-- Problem statement --
From the entries that follow, extract each line holding the string "title".

-- Data in this exercise --
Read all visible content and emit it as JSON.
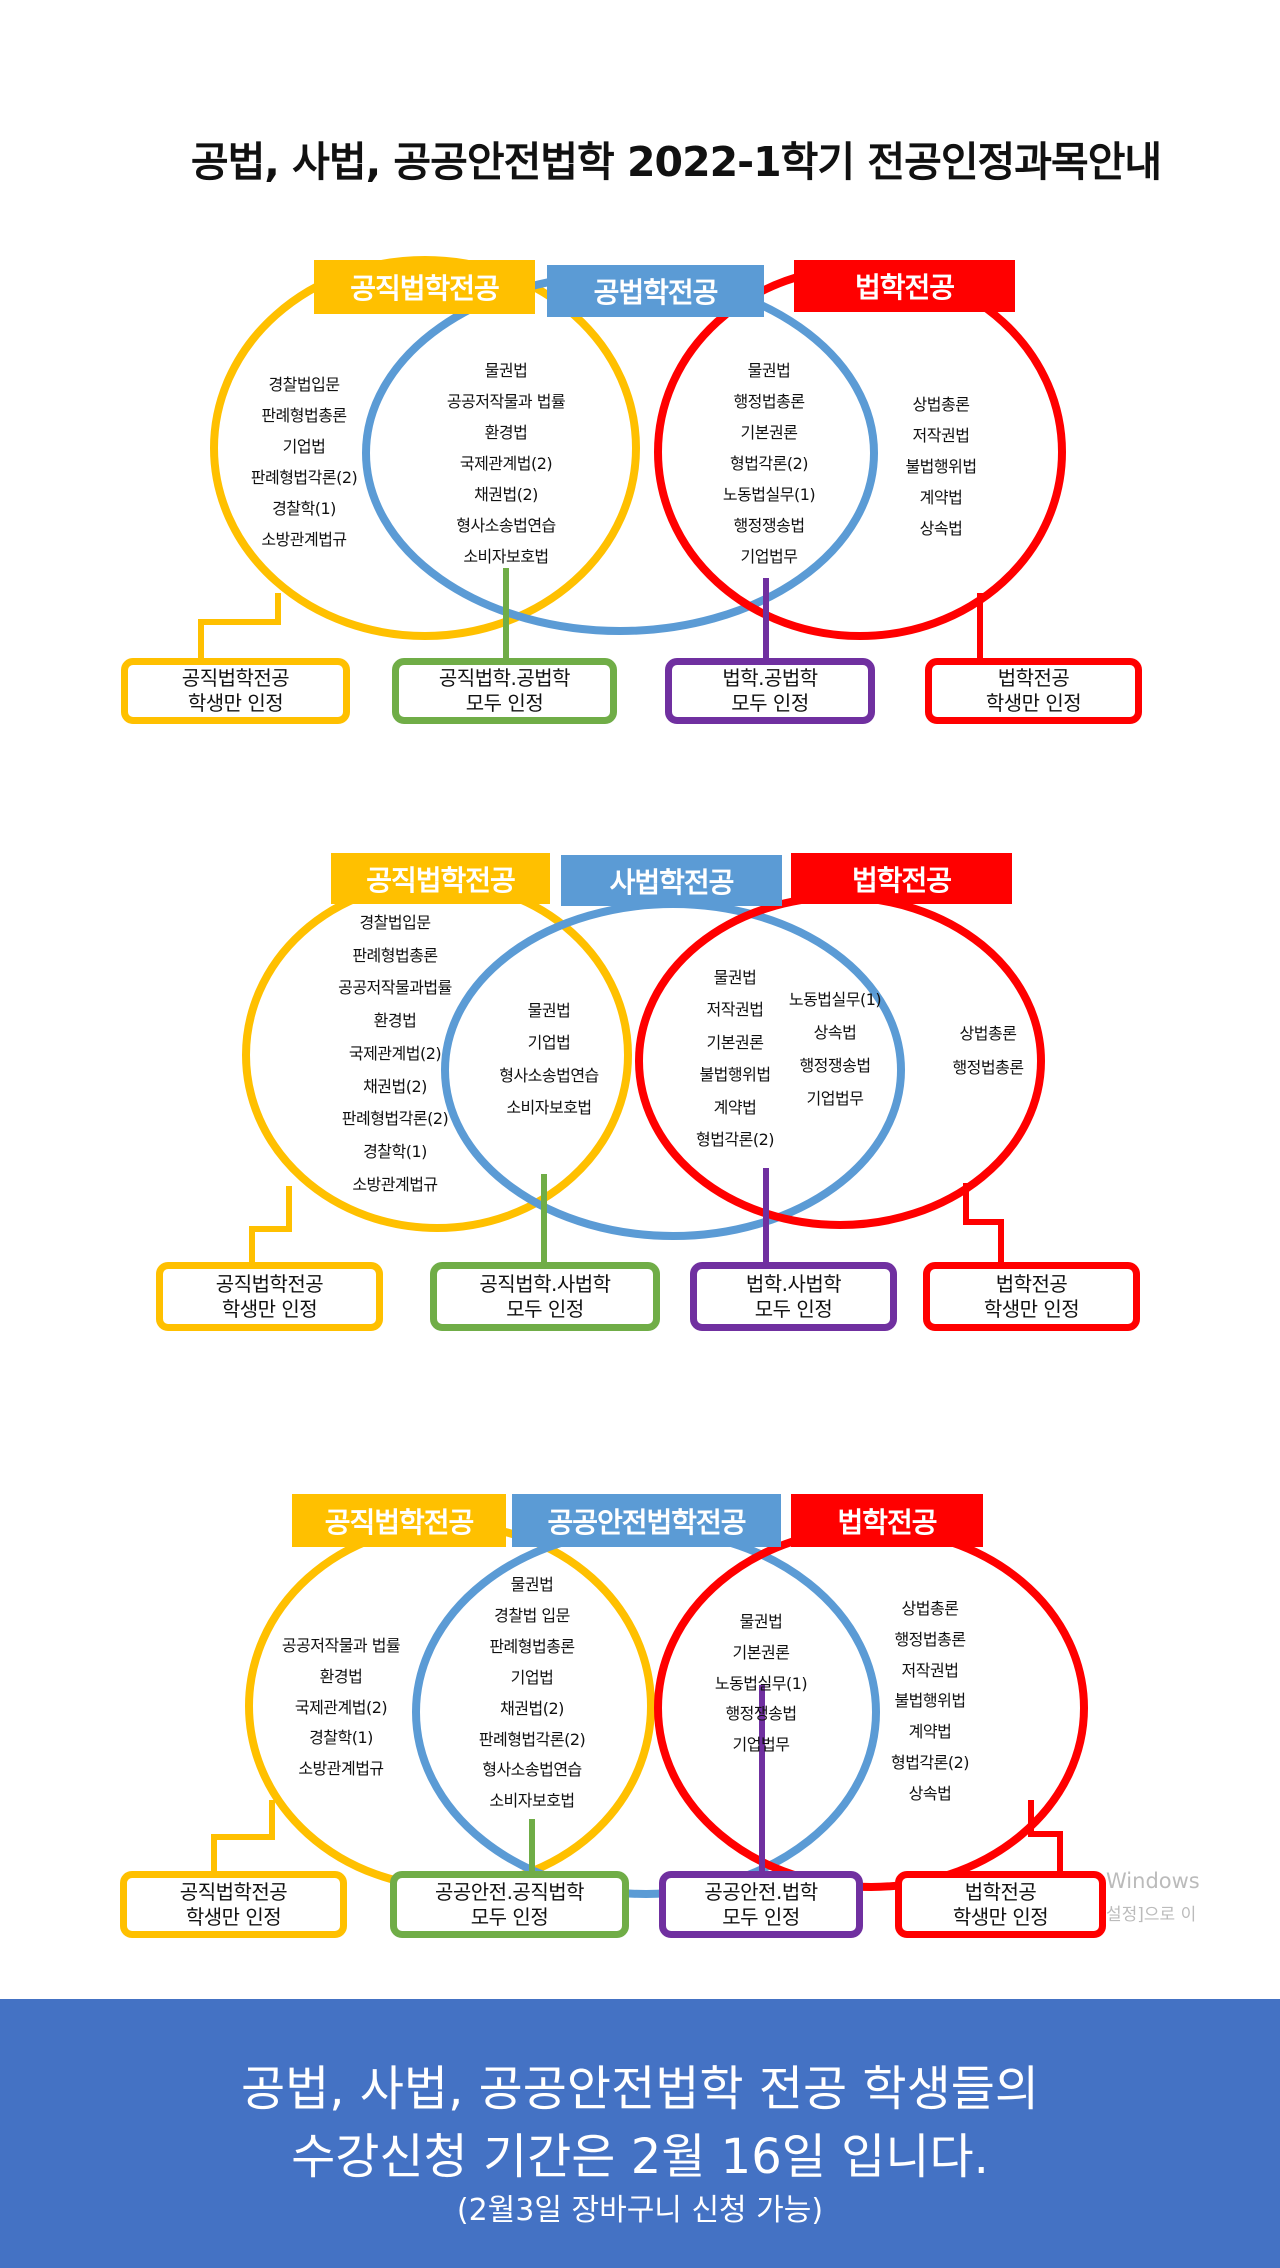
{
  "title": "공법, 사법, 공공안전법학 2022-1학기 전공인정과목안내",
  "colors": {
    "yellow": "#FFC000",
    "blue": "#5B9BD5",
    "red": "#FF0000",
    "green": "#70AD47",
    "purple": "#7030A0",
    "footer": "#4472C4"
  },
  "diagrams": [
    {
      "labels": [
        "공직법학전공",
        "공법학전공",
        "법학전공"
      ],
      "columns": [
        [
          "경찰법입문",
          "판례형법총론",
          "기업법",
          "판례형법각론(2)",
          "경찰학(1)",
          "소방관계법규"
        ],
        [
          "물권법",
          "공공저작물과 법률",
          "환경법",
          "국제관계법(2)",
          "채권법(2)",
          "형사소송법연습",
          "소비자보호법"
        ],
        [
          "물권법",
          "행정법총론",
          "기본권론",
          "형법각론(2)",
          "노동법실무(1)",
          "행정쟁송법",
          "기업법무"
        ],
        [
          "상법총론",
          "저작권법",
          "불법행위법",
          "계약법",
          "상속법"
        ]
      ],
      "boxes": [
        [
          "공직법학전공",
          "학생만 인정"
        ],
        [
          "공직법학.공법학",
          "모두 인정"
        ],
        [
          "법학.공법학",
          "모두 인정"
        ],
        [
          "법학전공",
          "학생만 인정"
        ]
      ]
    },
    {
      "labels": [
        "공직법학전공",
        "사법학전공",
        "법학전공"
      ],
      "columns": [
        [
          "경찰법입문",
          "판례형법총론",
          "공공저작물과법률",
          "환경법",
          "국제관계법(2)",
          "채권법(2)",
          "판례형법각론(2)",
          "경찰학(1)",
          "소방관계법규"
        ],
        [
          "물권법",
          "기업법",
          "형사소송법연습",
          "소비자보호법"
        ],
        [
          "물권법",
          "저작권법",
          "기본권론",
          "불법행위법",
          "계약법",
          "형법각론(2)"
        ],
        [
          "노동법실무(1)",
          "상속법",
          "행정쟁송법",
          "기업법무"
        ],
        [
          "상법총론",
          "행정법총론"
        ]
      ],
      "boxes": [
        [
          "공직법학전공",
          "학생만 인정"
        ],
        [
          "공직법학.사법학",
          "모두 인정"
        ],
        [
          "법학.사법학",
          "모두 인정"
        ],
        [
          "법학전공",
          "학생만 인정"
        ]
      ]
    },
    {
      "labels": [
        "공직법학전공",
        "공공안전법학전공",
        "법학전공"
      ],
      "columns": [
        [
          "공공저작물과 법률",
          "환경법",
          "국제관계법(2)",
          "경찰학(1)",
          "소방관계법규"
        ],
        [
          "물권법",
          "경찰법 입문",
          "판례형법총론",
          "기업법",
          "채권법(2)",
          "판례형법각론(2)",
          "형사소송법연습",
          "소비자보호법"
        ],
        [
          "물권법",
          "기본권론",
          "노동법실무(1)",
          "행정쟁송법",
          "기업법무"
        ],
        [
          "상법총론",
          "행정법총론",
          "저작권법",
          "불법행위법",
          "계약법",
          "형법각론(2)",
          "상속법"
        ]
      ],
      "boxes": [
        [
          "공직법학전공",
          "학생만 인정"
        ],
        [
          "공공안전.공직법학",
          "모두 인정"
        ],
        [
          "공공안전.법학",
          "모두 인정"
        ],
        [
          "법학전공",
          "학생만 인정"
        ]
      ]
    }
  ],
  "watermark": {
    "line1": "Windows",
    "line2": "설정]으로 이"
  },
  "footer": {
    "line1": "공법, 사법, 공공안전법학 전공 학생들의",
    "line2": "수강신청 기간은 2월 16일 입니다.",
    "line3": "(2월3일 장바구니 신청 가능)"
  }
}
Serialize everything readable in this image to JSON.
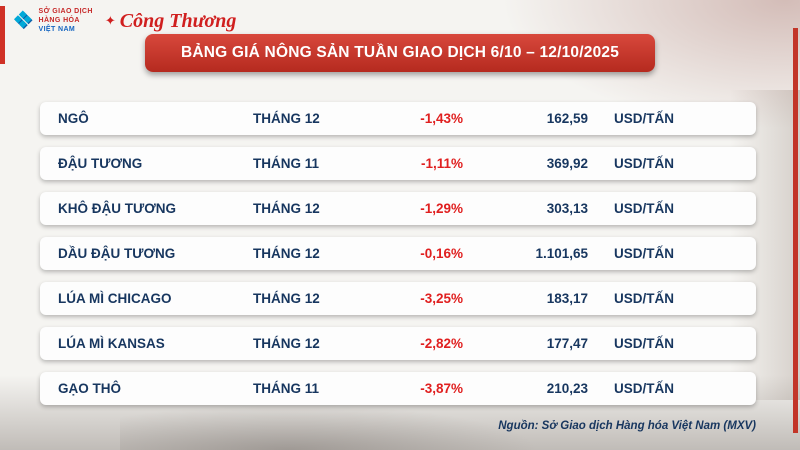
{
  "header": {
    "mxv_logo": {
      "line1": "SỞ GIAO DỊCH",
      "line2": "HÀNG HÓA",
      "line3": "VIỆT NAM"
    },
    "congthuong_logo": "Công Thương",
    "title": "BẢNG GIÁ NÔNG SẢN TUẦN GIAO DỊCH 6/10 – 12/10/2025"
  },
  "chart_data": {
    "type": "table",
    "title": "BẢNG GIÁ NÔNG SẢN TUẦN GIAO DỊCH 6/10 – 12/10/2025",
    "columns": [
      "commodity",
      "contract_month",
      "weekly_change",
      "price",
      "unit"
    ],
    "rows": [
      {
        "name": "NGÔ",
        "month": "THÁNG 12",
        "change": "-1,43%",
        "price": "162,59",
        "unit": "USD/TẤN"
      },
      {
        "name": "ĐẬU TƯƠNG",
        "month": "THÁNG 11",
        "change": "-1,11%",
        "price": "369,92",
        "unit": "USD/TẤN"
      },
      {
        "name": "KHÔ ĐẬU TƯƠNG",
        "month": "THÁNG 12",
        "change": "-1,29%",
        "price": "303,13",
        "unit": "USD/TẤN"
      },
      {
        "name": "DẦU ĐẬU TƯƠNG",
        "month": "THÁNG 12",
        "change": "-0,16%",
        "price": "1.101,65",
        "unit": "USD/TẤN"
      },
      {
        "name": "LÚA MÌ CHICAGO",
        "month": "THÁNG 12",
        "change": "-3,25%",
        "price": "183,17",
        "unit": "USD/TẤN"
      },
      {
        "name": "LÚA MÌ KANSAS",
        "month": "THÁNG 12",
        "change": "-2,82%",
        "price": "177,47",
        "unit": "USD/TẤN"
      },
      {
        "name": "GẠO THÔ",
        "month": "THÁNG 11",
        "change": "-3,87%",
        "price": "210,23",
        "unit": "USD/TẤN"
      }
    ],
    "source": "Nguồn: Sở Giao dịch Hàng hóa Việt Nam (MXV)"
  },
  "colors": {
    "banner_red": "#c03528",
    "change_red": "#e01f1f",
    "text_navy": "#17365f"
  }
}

-- Reply to the exercise --
  "title": "공법, 사법, 공공안전법학 2022-1학기 전공인정과목안내",
    "title": "BẢNG GIÁ NÔNG SẢN TUẦN GIAO DỊCH 6/10 – 12/10/2025"
    "title": "BẢNG GIÁ NÔNG SẢN TUẦN GIAO DỊCH 6/10 – 12/10/2025",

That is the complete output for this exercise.